**What you should do:** Copy out each line featuring the string "xlabel" from the entries beneath.

**Provided data:**

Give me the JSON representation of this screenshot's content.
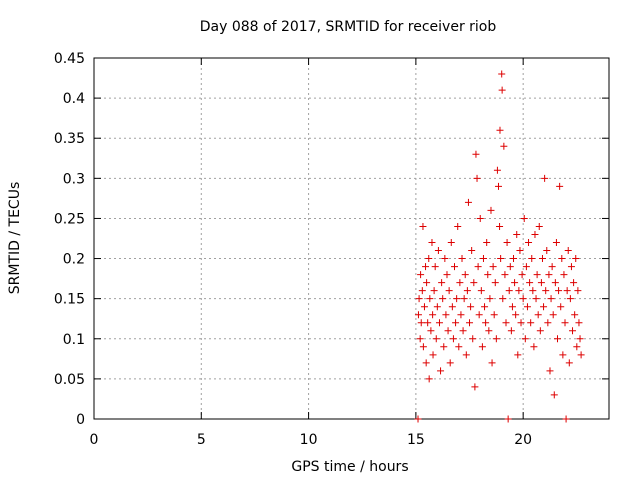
{
  "chart_data": {
    "type": "scatter",
    "title": "Day 088 of 2017, SRMTID for receiver riob",
    "xlabel": "GPS time / hours",
    "ylabel": "SRMTID / TECUs",
    "xlim": [
      0,
      24
    ],
    "ylim": [
      0,
      0.45
    ],
    "xticks": [
      0,
      5,
      10,
      15,
      20
    ],
    "yticks": [
      0,
      0.05,
      0.1,
      0.15,
      0.2,
      0.25,
      0.3,
      0.35,
      0.4,
      0.45
    ],
    "xtick_labels": [
      "0",
      "5",
      "10",
      "15",
      "20"
    ],
    "ytick_labels": [
      "0",
      "0.05",
      "0.1",
      "0.15",
      "0.2",
      "0.25",
      "0.3",
      "0.35",
      "0.4",
      "0.45"
    ],
    "grid": true,
    "marker": "+",
    "color": "#dd0000",
    "series": [
      {
        "name": "SRMTID",
        "x": [
          15.1,
          15.12,
          15.15,
          15.2,
          15.22,
          15.25,
          15.3,
          15.33,
          15.35,
          15.4,
          15.45,
          15.48,
          15.5,
          15.55,
          15.6,
          15.62,
          15.65,
          15.7,
          15.75,
          15.78,
          15.8,
          15.85,
          15.9,
          15.95,
          16.0,
          16.05,
          16.1,
          16.15,
          16.2,
          16.25,
          16.3,
          16.35,
          16.4,
          16.45,
          16.5,
          16.55,
          16.6,
          16.65,
          16.7,
          16.75,
          16.8,
          16.85,
          16.9,
          16.95,
          17.0,
          17.05,
          17.1,
          17.15,
          17.2,
          17.25,
          17.3,
          17.35,
          17.4,
          17.45,
          17.5,
          17.55,
          17.6,
          17.65,
          17.7,
          17.75,
          17.8,
          17.85,
          17.9,
          17.95,
          18.0,
          18.05,
          18.1,
          18.15,
          18.2,
          18.25,
          18.3,
          18.35,
          18.4,
          18.45,
          18.5,
          18.55,
          18.6,
          18.65,
          18.7,
          18.75,
          18.8,
          18.85,
          18.9,
          18.92,
          18.95,
          19.0,
          19.02,
          19.05,
          19.1,
          19.15,
          19.2,
          19.25,
          19.3,
          19.35,
          19.4,
          19.45,
          19.5,
          19.55,
          19.6,
          19.65,
          19.7,
          19.75,
          19.8,
          19.85,
          19.9,
          19.95,
          20.0,
          20.05,
          20.1,
          20.15,
          20.2,
          20.25,
          20.3,
          20.35,
          20.4,
          20.45,
          20.5,
          20.55,
          20.6,
          20.65,
          20.7,
          20.75,
          20.8,
          20.85,
          20.9,
          20.95,
          21.0,
          21.05,
          21.1,
          21.15,
          21.2,
          21.25,
          21.3,
          21.35,
          21.4,
          21.45,
          21.5,
          21.55,
          21.6,
          21.65,
          21.7,
          21.75,
          21.8,
          21.85,
          21.9,
          21.95,
          22.0,
          22.05,
          22.1,
          22.15,
          22.2,
          22.25,
          22.3,
          22.35,
          22.4,
          22.45,
          22.5,
          22.55,
          22.6,
          22.65,
          22.7
        ],
        "y": [
          0.0,
          0.13,
          0.15,
          0.1,
          0.18,
          0.12,
          0.16,
          0.24,
          0.09,
          0.14,
          0.19,
          0.07,
          0.17,
          0.12,
          0.2,
          0.05,
          0.15,
          0.11,
          0.22,
          0.13,
          0.08,
          0.16,
          0.19,
          0.1,
          0.14,
          0.21,
          0.12,
          0.06,
          0.17,
          0.15,
          0.09,
          0.2,
          0.13,
          0.18,
          0.11,
          0.16,
          0.07,
          0.22,
          0.14,
          0.1,
          0.19,
          0.12,
          0.15,
          0.24,
          0.09,
          0.17,
          0.13,
          0.2,
          0.11,
          0.15,
          0.18,
          0.08,
          0.16,
          0.27,
          0.12,
          0.14,
          0.21,
          0.1,
          0.17,
          0.04,
          0.33,
          0.3,
          0.19,
          0.13,
          0.25,
          0.16,
          0.09,
          0.2,
          0.14,
          0.12,
          0.22,
          0.18,
          0.11,
          0.15,
          0.26,
          0.07,
          0.19,
          0.13,
          0.17,
          0.1,
          0.31,
          0.29,
          0.24,
          0.36,
          0.2,
          0.43,
          0.41,
          0.15,
          0.34,
          0.18,
          0.12,
          0.22,
          0.0,
          0.16,
          0.19,
          0.11,
          0.14,
          0.2,
          0.17,
          0.13,
          0.23,
          0.08,
          0.16,
          0.21,
          0.12,
          0.18,
          0.15,
          0.25,
          0.1,
          0.19,
          0.14,
          0.22,
          0.17,
          0.12,
          0.2,
          0.16,
          0.09,
          0.23,
          0.15,
          0.18,
          0.13,
          0.24,
          0.11,
          0.17,
          0.2,
          0.14,
          0.3,
          0.16,
          0.21,
          0.12,
          0.18,
          0.06,
          0.15,
          0.19,
          0.13,
          0.03,
          0.17,
          0.22,
          0.1,
          0.16,
          0.29,
          0.14,
          0.2,
          0.08,
          0.18,
          0.12,
          0.0,
          0.16,
          0.21,
          0.07,
          0.15,
          0.19,
          0.11,
          0.17,
          0.13,
          0.2,
          0.09,
          0.16,
          0.12,
          0.1,
          0.08
        ]
      }
    ]
  }
}
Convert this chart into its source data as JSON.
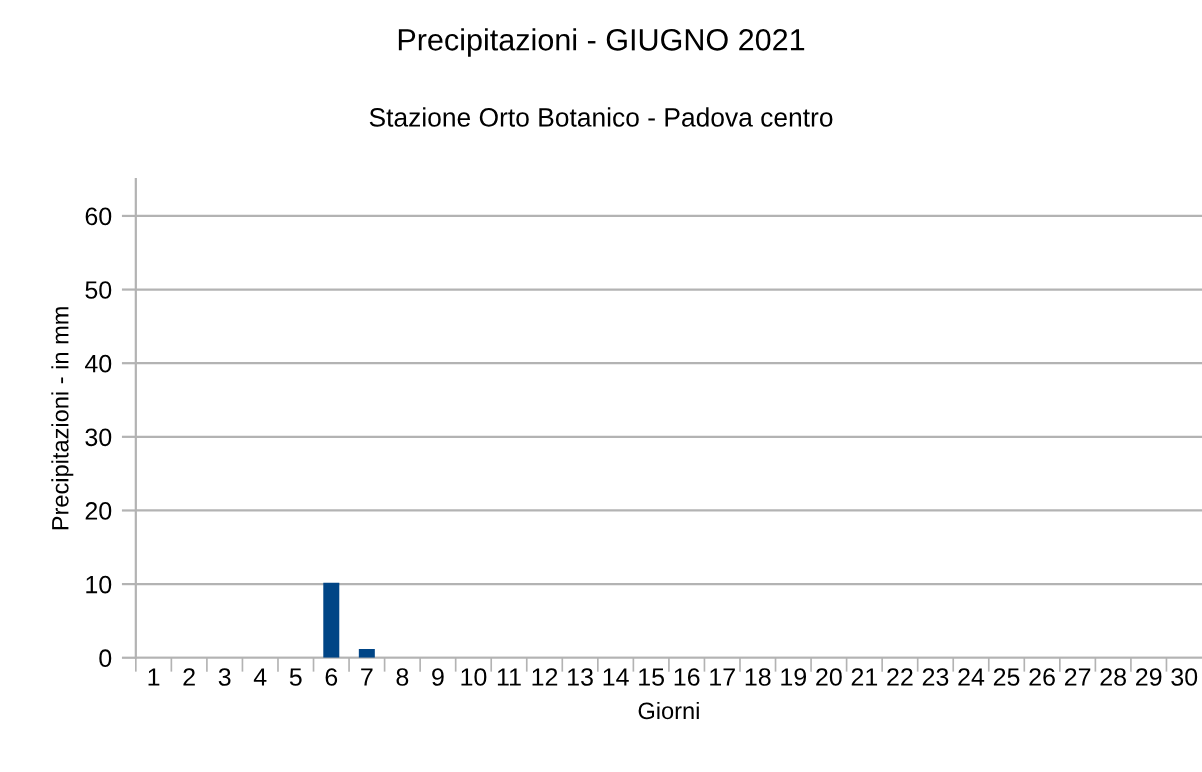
{
  "chart_data": {
    "type": "bar",
    "title": "Precipitazioni - GIUGNO 2021",
    "subtitle": "Stazione Orto Botanico - Padova centro",
    "xlabel": "Giorni",
    "ylabel": "Precipitazioni - in mm",
    "categories": [
      "1",
      "2",
      "3",
      "4",
      "5",
      "6",
      "7",
      "8",
      "9",
      "10",
      "11",
      "12",
      "13",
      "14",
      "15",
      "16",
      "17",
      "18",
      "19",
      "20",
      "21",
      "22",
      "23",
      "24",
      "25",
      "26",
      "27",
      "28",
      "29",
      "30"
    ],
    "values": [
      0,
      0,
      0,
      0,
      0,
      10.2,
      1.2,
      0,
      0,
      0,
      0,
      0,
      0,
      0,
      0,
      0,
      0,
      0,
      0,
      0,
      0,
      0,
      0,
      0,
      0,
      0,
      0,
      0,
      0,
      0
    ],
    "color": "#004586",
    "ylim": [
      0,
      65
    ],
    "yticks": [
      0,
      10,
      20,
      30,
      40,
      50,
      60
    ],
    "grid": "y",
    "legend": false
  }
}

**Reply to the exercise:**
    "xlabel": "GPS time / hours",
    "xlabel": "Giorni",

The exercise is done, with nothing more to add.